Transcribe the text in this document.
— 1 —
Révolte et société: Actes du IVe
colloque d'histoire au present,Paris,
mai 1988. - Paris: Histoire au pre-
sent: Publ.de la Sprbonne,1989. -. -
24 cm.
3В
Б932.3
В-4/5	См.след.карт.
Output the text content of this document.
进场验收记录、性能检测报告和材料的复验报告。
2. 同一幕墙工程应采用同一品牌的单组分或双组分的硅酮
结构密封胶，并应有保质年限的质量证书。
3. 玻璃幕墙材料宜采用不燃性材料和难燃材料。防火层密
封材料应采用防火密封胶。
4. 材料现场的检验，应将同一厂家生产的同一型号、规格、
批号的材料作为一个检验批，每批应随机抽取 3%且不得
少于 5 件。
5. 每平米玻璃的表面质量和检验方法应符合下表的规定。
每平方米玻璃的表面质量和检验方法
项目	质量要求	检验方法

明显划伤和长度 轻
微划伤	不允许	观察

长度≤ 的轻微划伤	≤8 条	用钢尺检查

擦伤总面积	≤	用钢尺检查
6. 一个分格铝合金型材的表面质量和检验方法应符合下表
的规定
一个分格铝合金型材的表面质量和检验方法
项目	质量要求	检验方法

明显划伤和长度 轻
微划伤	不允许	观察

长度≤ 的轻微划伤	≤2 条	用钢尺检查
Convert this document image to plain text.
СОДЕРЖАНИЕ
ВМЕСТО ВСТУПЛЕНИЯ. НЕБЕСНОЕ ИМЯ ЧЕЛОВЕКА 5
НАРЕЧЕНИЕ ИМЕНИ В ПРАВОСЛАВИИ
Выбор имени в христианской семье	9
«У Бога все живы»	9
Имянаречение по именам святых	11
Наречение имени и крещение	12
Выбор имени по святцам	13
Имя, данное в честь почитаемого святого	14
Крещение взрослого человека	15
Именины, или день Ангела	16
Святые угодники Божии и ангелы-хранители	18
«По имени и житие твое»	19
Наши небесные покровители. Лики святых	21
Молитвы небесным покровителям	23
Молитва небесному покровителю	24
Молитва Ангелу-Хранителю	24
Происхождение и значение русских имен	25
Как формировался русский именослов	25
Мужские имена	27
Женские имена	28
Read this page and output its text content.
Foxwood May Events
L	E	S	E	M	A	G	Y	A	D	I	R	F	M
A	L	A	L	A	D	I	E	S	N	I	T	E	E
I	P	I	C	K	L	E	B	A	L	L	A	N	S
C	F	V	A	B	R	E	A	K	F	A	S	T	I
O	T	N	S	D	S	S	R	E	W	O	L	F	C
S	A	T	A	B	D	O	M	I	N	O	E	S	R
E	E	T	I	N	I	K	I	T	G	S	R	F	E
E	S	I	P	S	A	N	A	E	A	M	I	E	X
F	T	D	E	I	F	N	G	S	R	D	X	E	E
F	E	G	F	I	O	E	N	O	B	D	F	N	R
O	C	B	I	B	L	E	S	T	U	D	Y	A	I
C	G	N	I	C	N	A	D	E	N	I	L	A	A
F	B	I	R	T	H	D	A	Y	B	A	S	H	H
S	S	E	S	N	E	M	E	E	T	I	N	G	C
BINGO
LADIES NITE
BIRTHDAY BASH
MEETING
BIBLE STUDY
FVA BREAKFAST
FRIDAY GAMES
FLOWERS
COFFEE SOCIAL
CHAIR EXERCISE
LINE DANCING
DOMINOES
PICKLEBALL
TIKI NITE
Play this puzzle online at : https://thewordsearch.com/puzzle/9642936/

EXERCISE INSTRUCTIONS →
All the data must be duplicated exactly, with nothing added or removed.

OUTPUT OF THE TASK →
Transcribe the text in this document.
— 1 —
Révolte et société: Actes du IVe
colloque d'histoire au present,Paris,
mai 1988. - Paris: Histoire au pre-
sent: Publ.de la Sprbonne,1989. -. -
24 cm.
3В
Б932.3
В-4/5	См.след.карт.
Output the text content of this document.
进场验收记录、性能检测报告和材料的复验报告。
2. 同一幕墙工程应采用同一品牌的单组分或双组分的硅酮
结构密封胶，并应有保质年限的质量证书。
3. 玻璃幕墙材料宜采用不燃性材料和难燃材料。防火层密
封材料应采用防火密封胶。
4. 材料现场的检验，应将同一厂家生产的同一型号、规格、
批号的材料作为一个检验批，每批应随机抽取 3%且不得
少于 5 件。
5. 每平米玻璃的表面质量和检验方法应符合下表的规定。
每平方米玻璃的表面质量和检验方法
项目	质量要求	检验方法

明显划伤和长度 轻
微划伤	不允许	观察

长度≤ 的轻微划伤	≤8 条	用钢尺检查

擦伤总面积	≤	用钢尺检查
6. 一个分格铝合金型材的表面质量和检验方法应符合下表
的规定
一个分格铝合金型材的表面质量和检验方法
项目	质量要求	检验方法

明显划伤和长度 轻
微划伤	不允许	观察

长度≤ 的轻微划伤	≤2 条	用钢尺检查
Convert this document image to plain text.
СОДЕРЖАНИЕ
ВМЕСТО ВСТУПЛЕНИЯ. НЕБЕСНОЕ ИМЯ ЧЕЛОВЕКА 5
НАРЕЧЕНИЕ ИМЕНИ В ПРАВОСЛАВИИ
Выбор имени в христианской семье	9
«У Бога все живы»	9
Имянаречение по именам святых	11
Наречение имени и крещение	12
Выбор имени по святцам	13
Имя, данное в честь почитаемого святого	14
Крещение взрослого человека	15
Именины, или день Ангела	16
Святые угодники Божии и ангелы-хранители	18
«По имени и житие твое»	19
Наши небесные покровители. Лики святых	21
Молитвы небесным покровителям	23
Молитва небесному покровителю	24
Молитва Ангелу-Хранителю	24
Происхождение и значение русских имен	25
Как формировался русский именослов	25
Мужские имена	27
Женские имена	28
Read this page and output its text content.
Foxwood May Events
L	E	S	E	M	A	G	Y	A	D	I	R	F	M
A	L	A	L	A	D	I	E	S	N	I	T	E	E
I	P	I	C	K	L	E	B	A	L	L	A	N	S
C	F	V	A	B	R	E	A	K	F	A	S	T	I
O	T	N	S	D	S	S	R	E	W	O	L	F	C
S	A	T	A	B	D	O	M	I	N	O	E	S	R
E	E	T	I	N	I	K	I	T	G	S	R	F	E
E	S	I	P	S	A	N	A	E	A	M	I	E	X
F	T	D	E	I	F	N	G	S	R	D	X	E	E
F	E	G	F	I	O	E	N	O	B	D	F	N	R
O	C	B	I	B	L	E	S	T	U	D	Y	A	I
C	G	N	I	C	N	A	D	E	N	I	L	A	A
F	B	I	R	T	H	D	A	Y	B	A	S	H	H
S	S	E	S	N	E	M	E	E	T	I	N	G	C
BINGO
LADIES NITE
BIRTHDAY BASH
MEETING
BIBLE STUDY
FVA BREAKFAST
FRIDAY GAMES
FLOWERS
COFFEE SOCIAL
CHAIR EXERCISE
LINE DANCING
DOMINOES
PICKLEBALL
TIKI NITE
Play this puzzle online at : https://thewordsearch.com/puzzle/9642936/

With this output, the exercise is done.